▸ EXERCISE GOAL
Extract the full set of records that follows, word for word.
-- Begin --
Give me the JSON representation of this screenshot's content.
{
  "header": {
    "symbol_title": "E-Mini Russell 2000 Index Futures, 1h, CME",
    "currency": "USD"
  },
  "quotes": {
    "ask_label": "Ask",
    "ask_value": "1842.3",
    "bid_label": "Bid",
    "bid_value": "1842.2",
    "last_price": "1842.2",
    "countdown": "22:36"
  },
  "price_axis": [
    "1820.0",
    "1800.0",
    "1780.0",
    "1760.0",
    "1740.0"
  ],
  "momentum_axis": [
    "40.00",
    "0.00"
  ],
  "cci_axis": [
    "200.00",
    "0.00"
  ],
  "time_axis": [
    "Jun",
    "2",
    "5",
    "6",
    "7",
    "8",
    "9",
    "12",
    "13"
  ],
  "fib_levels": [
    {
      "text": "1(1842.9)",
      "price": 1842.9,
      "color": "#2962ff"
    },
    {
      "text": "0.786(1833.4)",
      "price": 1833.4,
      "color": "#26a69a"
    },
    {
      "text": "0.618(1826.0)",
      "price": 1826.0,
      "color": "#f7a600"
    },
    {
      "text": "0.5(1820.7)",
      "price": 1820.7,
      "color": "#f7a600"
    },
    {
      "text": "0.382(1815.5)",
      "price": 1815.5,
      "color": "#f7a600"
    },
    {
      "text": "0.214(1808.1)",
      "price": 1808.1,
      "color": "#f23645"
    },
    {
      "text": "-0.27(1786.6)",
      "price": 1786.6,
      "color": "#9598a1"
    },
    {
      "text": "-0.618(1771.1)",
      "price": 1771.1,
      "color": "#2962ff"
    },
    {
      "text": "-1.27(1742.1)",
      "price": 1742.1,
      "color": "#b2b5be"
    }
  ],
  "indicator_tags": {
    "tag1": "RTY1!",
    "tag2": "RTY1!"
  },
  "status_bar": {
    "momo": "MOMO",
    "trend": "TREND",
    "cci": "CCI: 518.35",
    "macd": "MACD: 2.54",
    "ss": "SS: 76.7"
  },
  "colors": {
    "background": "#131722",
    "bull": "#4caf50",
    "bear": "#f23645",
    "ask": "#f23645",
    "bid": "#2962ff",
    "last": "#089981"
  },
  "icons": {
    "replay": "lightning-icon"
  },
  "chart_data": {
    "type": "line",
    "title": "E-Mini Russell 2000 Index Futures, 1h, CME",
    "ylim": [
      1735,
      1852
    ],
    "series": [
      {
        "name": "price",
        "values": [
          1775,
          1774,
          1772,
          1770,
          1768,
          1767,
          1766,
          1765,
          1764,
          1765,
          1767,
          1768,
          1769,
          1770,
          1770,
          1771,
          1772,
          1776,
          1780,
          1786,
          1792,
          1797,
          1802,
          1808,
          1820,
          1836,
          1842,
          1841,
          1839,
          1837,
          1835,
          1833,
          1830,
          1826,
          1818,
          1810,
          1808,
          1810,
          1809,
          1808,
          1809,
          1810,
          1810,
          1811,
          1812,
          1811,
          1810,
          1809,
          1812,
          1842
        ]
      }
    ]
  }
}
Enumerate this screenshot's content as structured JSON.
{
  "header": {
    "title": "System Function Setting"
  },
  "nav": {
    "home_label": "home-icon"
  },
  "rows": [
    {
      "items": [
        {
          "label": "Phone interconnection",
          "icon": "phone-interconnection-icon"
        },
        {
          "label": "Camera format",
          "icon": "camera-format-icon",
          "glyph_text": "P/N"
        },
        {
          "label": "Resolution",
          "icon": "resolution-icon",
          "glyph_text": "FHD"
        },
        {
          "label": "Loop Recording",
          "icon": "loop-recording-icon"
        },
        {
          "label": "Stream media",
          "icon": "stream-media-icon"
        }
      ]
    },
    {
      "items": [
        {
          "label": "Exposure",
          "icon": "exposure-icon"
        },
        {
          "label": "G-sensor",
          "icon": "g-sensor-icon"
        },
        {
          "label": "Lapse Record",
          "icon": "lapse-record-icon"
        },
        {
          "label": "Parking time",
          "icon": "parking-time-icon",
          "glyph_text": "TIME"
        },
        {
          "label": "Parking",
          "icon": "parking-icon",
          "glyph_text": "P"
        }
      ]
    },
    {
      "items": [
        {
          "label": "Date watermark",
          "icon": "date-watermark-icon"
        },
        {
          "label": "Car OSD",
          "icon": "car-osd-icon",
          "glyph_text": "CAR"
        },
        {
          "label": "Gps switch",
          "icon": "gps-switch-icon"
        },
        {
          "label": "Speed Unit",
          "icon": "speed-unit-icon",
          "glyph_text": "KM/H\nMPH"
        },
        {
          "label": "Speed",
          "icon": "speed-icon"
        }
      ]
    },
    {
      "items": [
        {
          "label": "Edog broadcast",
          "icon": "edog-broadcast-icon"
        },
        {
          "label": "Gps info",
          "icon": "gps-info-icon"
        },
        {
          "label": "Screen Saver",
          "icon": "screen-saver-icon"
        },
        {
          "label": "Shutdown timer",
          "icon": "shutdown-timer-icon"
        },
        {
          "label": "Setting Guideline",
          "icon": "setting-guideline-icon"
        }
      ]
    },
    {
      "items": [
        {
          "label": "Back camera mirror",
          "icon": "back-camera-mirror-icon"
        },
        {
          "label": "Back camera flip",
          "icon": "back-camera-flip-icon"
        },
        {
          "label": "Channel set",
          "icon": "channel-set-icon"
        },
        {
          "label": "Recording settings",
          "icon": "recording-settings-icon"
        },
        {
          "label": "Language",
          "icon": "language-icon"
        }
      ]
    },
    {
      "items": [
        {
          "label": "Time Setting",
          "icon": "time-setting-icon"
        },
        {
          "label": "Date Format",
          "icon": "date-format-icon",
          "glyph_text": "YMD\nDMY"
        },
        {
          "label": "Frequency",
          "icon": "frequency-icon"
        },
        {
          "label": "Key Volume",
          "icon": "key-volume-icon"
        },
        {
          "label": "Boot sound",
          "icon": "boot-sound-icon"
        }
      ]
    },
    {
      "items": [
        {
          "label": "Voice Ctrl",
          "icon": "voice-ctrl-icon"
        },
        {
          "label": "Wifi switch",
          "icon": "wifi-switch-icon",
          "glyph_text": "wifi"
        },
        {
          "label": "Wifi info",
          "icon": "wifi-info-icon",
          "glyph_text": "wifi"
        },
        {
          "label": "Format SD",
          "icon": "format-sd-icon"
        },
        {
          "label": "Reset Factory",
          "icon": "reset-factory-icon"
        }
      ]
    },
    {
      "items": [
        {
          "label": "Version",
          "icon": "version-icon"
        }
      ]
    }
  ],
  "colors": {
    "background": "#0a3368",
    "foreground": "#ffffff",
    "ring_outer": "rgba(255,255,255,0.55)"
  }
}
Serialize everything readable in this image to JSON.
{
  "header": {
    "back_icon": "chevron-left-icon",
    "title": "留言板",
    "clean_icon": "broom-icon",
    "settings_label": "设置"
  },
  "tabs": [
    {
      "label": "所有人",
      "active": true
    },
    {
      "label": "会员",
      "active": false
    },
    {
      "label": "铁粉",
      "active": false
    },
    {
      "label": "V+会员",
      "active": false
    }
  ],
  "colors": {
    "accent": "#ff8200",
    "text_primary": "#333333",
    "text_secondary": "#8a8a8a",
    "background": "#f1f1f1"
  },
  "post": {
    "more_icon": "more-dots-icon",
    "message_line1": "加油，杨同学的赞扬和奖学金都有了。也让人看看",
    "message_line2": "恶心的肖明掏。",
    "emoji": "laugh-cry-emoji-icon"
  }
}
-- End --
▸ FULL ANSWER
Give me the JSON representation of this screenshot's content.
{
  "header": {
    "symbol_title": "E-Mini Russell 2000 Index Futures, 1h, CME",
    "currency": "USD"
  },
  "quotes": {
    "ask_label": "Ask",
    "ask_value": "1842.3",
    "bid_label": "Bid",
    "bid_value": "1842.2",
    "last_price": "1842.2",
    "countdown": "22:36"
  },
  "price_axis": [
    "1820.0",
    "1800.0",
    "1780.0",
    "1760.0",
    "1740.0"
  ],
  "momentum_axis": [
    "40.00",
    "0.00"
  ],
  "cci_axis": [
    "200.00",
    "0.00"
  ],
  "time_axis": [
    "Jun",
    "2",
    "5",
    "6",
    "7",
    "8",
    "9",
    "12",
    "13"
  ],
  "fib_levels": [
    {
      "text": "1(1842.9)",
      "price": 1842.9,
      "color": "#2962ff"
    },
    {
      "text": "0.786(1833.4)",
      "price": 1833.4,
      "color": "#26a69a"
    },
    {
      "text": "0.618(1826.0)",
      "price": 1826.0,
      "color": "#f7a600"
    },
    {
      "text": "0.5(1820.7)",
      "price": 1820.7,
      "color": "#f7a600"
    },
    {
      "text": "0.382(1815.5)",
      "price": 1815.5,
      "color": "#f7a600"
    },
    {
      "text": "0.214(1808.1)",
      "price": 1808.1,
      "color": "#f23645"
    },
    {
      "text": "-0.27(1786.6)",
      "price": 1786.6,
      "color": "#9598a1"
    },
    {
      "text": "-0.618(1771.1)",
      "price": 1771.1,
      "color": "#2962ff"
    },
    {
      "text": "-1.27(1742.1)",
      "price": 1742.1,
      "color": "#b2b5be"
    }
  ],
  "indicator_tags": {
    "tag1": "RTY1!",
    "tag2": "RTY1!"
  },
  "status_bar": {
    "momo": "MOMO",
    "trend": "TREND",
    "cci": "CCI: 518.35",
    "macd": "MACD: 2.54",
    "ss": "SS: 76.7"
  },
  "colors": {
    "background": "#131722",
    "bull": "#4caf50",
    "bear": "#f23645",
    "ask": "#f23645",
    "bid": "#2962ff",
    "last": "#089981"
  },
  "icons": {
    "replay": "lightning-icon"
  },
  "chart_data": {
    "type": "line",
    "title": "E-Mini Russell 2000 Index Futures, 1h, CME",
    "ylim": [
      1735,
      1852
    ],
    "series": [
      {
        "name": "price",
        "values": [
          1775,
          1774,
          1772,
          1770,
          1768,
          1767,
          1766,
          1765,
          1764,
          1765,
          1767,
          1768,
          1769,
          1770,
          1770,
          1771,
          1772,
          1776,
          1780,
          1786,
          1792,
          1797,
          1802,
          1808,
          1820,
          1836,
          1842,
          1841,
          1839,
          1837,
          1835,
          1833,
          1830,
          1826,
          1818,
          1810,
          1808,
          1810,
          1809,
          1808,
          1809,
          1810,
          1810,
          1811,
          1812,
          1811,
          1810,
          1809,
          1812,
          1842
        ]
      }
    ]
  }
}
Enumerate this screenshot's content as structured JSON.
{
  "header": {
    "title": "System Function Setting"
  },
  "nav": {
    "home_label": "home-icon"
  },
  "rows": [
    {
      "items": [
        {
          "label": "Phone interconnection",
          "icon": "phone-interconnection-icon"
        },
        {
          "label": "Camera format",
          "icon": "camera-format-icon",
          "glyph_text": "P/N"
        },
        {
          "label": "Resolution",
          "icon": "resolution-icon",
          "glyph_text": "FHD"
        },
        {
          "label": "Loop Recording",
          "icon": "loop-recording-icon"
        },
        {
          "label": "Stream media",
          "icon": "stream-media-icon"
        }
      ]
    },
    {
      "items": [
        {
          "label": "Exposure",
          "icon": "exposure-icon"
        },
        {
          "label": "G-sensor",
          "icon": "g-sensor-icon"
        },
        {
          "label": "Lapse Record",
          "icon": "lapse-record-icon"
        },
        {
          "label": "Parking time",
          "icon": "parking-time-icon",
          "glyph_text": "TIME"
        },
        {
          "label": "Parking",
          "icon": "parking-icon",
          "glyph_text": "P"
        }
      ]
    },
    {
      "items": [
        {
          "label": "Date watermark",
          "icon": "date-watermark-icon"
        },
        {
          "label": "Car OSD",
          "icon": "car-osd-icon",
          "glyph_text": "CAR"
        },
        {
          "label": "Gps switch",
          "icon": "gps-switch-icon"
        },
        {
          "label": "Speed Unit",
          "icon": "speed-unit-icon",
          "glyph_text": "KM/H\nMPH"
        },
        {
          "label": "Speed",
          "icon": "speed-icon"
        }
      ]
    },
    {
      "items": [
        {
          "label": "Edog broadcast",
          "icon": "edog-broadcast-icon"
        },
        {
          "label": "Gps info",
          "icon": "gps-info-icon"
        },
        {
          "label": "Screen Saver",
          "icon": "screen-saver-icon"
        },
        {
          "label": "Shutdown timer",
          "icon": "shutdown-timer-icon"
        },
        {
          "label": "Setting Guideline",
          "icon": "setting-guideline-icon"
        }
      ]
    },
    {
      "items": [
        {
          "label": "Back camera mirror",
          "icon": "back-camera-mirror-icon"
        },
        {
          "label": "Back camera flip",
          "icon": "back-camera-flip-icon"
        },
        {
          "label": "Channel set",
          "icon": "channel-set-icon"
        },
        {
          "label": "Recording settings",
          "icon": "recording-settings-icon"
        },
        {
          "label": "Language",
          "icon": "language-icon"
        }
      ]
    },
    {
      "items": [
        {
          "label": "Time Setting",
          "icon": "time-setting-icon"
        },
        {
          "label": "Date Format",
          "icon": "date-format-icon",
          "glyph_text": "YMD\nDMY"
        },
        {
          "label": "Frequency",
          "icon": "frequency-icon"
        },
        {
          "label": "Key Volume",
          "icon": "key-volume-icon"
        },
        {
          "label": "Boot sound",
          "icon": "boot-sound-icon"
        }
      ]
    },
    {
      "items": [
        {
          "label": "Voice Ctrl",
          "icon": "voice-ctrl-icon"
        },
        {
          "label": "Wifi switch",
          "icon": "wifi-switch-icon",
          "glyph_text": "wifi"
        },
        {
          "label": "Wifi info",
          "icon": "wifi-info-icon",
          "glyph_text": "wifi"
        },
        {
          "label": "Format SD",
          "icon": "format-sd-icon"
        },
        {
          "label": "Reset Factory",
          "icon": "reset-factory-icon"
        }
      ]
    },
    {
      "items": [
        {
          "label": "Version",
          "icon": "version-icon"
        }
      ]
    }
  ],
  "colors": {
    "background": "#0a3368",
    "foreground": "#ffffff",
    "ring_outer": "rgba(255,255,255,0.55)"
  }
}
Serialize everything readable in this image to JSON.
{
  "header": {
    "back_icon": "chevron-left-icon",
    "title": "留言板",
    "clean_icon": "broom-icon",
    "settings_label": "设置"
  },
  "tabs": [
    {
      "label": "所有人",
      "active": true
    },
    {
      "label": "会员",
      "active": false
    },
    {
      "label": "铁粉",
      "active": false
    },
    {
      "label": "V+会员",
      "active": false
    }
  ],
  "colors": {
    "accent": "#ff8200",
    "text_primary": "#333333",
    "text_secondary": "#8a8a8a",
    "background": "#f1f1f1"
  },
  "post": {
    "more_icon": "more-dots-icon",
    "message_line1": "加油，杨同学的赞扬和奖学金都有了。也让人看看",
    "message_line2": "恶心的肖明掏。",
    "emoji": "laugh-cry-emoji-icon"
  }
}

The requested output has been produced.